What you need to do:
• A. Name every Kāṇḍa of the Ramayana that the passage on the Geet Ramayan lists with a song count.
• B. Rewrite the passage on the Geet Ramayan from "Madgulkar did not" to "on Uttara Kanda.", substituting "lyrical" for "poetic".

Reading passage:
Though Valmiki was the main inspiration for the Geet Ramayan, Madgulkar chose a different narrative format. He used a simple lyrical format with a flexible number of stanzas (from five to eleven stanzas, with three or four lines of varying length). The metre used was similar to Bhavageete, with roughly the same number of mātrās in each line. The metre was also suited to the narration and the characters who sang the song. Madgulkar used various formats, including narrative, descriptive and communal songs. He was praised for his lyrics, and was called "Ādhunik Valmiki" (the modern Valmiki); and the Geet Ramayan is considered "the crescendo of Madgulkar's literary vigour".

Madgulkar's narrative format was different from that of Valmiki's where he did not end the series with the coronation of Rama and Sita, but included Sita's abandonment by Rama, and her giving birth to the twins, Lava and Kusha. However, he chose not to include the last episode of Sita's final confrontation in Rama's court and her entering the earth. Madgulkar ended the series with the song "Gā Bāḷāno, Shrīrāmāyaṇ" which was voiced by Valmiki where he tells his disciples, Lava and Kusha, how they should recite the Ramayana in front of Rama. Evidently, this also completes the cycle of songs where it had begun, with Lava and Kusha singing in Rama's court.

Madgulkar did not make any attempt to provide new interpretation or meaning to the Ramayana but told the same story in the simpler and poetic format. With inclusion of characters like Ahalya and Shabari, he included the sentiments of religious devotion (Bhakti) and also gave divine touch to the story while describing the marriage of Sita and Rama as a union of Maya and Brahman. He composed songs on all seven chapters or Kāṇḍa of Ramayana. Out of 56 songs, poet composed twelve songs on Balakanda, seven on Ayodhya Kanda, fourteen on Aranya Kanda, three on Kishkindha Kanda, four on Sundara Kanda, twelve on Yuddha Kanda and three on Uttara Kanda.

Material provided:

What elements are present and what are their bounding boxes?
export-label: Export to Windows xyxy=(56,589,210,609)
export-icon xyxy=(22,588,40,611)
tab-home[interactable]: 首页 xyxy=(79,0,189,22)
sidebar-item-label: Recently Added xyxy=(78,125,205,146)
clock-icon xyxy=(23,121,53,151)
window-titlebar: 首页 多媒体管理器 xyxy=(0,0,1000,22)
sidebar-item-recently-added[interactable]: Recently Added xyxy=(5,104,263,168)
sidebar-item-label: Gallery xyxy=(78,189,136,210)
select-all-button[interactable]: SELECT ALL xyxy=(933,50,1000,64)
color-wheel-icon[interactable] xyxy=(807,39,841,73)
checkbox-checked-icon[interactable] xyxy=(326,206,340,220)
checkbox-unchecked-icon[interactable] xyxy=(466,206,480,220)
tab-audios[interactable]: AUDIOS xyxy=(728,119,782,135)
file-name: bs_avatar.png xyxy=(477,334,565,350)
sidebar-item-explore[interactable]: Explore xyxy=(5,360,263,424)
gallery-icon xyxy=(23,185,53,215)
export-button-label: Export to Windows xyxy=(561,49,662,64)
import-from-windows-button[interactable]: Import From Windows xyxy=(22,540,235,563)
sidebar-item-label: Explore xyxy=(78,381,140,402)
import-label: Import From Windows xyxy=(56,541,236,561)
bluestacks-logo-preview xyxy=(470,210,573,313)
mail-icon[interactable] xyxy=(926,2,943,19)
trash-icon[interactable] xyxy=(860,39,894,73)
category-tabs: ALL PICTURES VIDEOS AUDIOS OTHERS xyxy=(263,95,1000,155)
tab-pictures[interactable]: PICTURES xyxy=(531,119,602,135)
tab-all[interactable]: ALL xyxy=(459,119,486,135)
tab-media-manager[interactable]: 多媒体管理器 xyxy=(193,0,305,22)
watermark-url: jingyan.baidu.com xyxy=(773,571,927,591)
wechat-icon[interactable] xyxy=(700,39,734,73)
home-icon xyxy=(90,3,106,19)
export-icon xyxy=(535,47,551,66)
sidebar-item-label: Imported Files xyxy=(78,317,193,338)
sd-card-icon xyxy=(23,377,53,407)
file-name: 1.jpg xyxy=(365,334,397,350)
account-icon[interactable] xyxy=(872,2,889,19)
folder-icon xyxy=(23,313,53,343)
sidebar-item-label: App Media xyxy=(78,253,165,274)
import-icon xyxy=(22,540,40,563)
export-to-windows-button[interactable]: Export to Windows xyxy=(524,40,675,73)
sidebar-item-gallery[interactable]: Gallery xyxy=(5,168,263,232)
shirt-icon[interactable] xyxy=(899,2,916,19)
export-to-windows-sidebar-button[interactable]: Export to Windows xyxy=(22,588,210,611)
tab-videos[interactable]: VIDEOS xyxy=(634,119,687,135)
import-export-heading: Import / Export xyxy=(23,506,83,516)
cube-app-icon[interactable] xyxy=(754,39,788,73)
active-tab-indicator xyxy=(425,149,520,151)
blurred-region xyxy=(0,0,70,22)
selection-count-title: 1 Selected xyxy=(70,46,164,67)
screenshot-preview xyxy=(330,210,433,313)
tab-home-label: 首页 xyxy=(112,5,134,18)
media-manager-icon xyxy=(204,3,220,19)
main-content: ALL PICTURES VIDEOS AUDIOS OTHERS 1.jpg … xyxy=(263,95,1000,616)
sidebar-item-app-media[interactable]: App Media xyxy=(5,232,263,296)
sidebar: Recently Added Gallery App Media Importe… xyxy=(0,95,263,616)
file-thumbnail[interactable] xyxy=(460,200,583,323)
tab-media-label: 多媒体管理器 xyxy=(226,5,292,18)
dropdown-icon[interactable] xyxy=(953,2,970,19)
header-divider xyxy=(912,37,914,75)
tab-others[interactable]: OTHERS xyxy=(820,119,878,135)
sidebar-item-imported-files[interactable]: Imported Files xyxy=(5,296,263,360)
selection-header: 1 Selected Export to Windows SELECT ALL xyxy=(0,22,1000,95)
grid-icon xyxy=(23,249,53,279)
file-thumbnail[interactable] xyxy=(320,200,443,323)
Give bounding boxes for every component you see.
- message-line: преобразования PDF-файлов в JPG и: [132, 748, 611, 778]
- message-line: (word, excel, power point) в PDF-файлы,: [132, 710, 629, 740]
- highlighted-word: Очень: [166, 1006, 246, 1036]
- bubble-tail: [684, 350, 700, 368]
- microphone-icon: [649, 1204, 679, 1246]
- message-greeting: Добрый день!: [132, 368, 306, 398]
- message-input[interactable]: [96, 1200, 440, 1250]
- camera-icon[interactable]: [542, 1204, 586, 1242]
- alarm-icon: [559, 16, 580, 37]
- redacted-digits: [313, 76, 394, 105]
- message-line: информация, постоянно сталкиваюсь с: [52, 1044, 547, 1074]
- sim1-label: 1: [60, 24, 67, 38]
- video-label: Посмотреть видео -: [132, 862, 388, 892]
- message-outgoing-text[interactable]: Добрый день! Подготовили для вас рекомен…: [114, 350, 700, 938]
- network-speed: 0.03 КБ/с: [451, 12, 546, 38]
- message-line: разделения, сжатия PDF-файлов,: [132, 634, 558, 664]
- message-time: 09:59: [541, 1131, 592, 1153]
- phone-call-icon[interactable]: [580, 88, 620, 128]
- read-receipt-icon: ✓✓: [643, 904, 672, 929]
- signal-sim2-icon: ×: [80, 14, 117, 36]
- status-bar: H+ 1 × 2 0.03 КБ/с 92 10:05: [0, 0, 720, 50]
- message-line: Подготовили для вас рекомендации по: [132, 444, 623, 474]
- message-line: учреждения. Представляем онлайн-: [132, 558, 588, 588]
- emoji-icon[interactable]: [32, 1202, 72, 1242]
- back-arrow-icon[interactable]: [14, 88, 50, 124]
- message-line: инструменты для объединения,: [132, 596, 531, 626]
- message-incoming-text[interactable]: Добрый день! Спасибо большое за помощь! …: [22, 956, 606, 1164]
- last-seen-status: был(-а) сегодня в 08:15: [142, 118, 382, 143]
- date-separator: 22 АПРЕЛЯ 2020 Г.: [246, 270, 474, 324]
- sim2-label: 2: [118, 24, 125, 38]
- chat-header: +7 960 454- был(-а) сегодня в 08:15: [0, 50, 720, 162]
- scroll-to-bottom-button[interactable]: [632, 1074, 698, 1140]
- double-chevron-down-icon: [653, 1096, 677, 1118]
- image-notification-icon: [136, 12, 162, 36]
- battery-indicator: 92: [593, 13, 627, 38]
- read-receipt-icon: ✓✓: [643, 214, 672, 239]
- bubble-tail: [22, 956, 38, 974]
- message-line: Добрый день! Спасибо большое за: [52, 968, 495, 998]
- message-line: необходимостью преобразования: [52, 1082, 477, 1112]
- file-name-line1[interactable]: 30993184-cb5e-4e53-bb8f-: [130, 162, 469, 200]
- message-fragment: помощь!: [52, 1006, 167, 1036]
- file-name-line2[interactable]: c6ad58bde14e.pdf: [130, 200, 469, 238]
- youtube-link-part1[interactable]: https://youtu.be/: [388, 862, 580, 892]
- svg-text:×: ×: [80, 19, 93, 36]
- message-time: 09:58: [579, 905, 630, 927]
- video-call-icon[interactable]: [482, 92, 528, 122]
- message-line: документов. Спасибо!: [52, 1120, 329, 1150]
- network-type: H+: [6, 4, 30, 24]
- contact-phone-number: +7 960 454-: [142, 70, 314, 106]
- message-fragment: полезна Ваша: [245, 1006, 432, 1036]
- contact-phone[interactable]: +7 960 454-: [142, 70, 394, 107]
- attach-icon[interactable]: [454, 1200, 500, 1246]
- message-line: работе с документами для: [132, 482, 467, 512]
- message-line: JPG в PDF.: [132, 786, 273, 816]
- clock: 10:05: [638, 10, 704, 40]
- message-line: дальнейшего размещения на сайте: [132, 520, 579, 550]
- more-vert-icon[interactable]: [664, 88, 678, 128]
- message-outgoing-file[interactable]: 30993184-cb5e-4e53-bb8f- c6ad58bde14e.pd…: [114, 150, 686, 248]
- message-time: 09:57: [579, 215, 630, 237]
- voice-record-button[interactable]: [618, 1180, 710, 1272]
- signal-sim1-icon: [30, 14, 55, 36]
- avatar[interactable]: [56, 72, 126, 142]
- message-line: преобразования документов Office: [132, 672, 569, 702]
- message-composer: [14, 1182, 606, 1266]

Answers given:
• A. Balakanda, Ayodhya Kanda, Aranya Kanda, Kishkindha Kanda, Sundara Kanda, Yuddha Kanda, Uttara Kanda

• B.
Madgulkar did not make any attempt to provide new interpretation or meaning to the Ramayana but told the same story in the simpler and lyrical format. With inclusion of characters like Ahalya and Shabari, he included the sentiments of religious devotion (Bhakti) and also gave divine touch to the story while describing the marriage of Sita and Rama as a union of Maya and Brahman. He composed songs on all seven chapters or Kāṇḍa of Ramayana. Out of 56 songs, poet composed twelve songs on Balakanda, seven on Ayodhya Kanda, fourteen on Aranya Kanda, three on Kishkindha Kanda, four on Sundara Kanda, twelve on Yuddha Kanda and three on Uttara Kanda.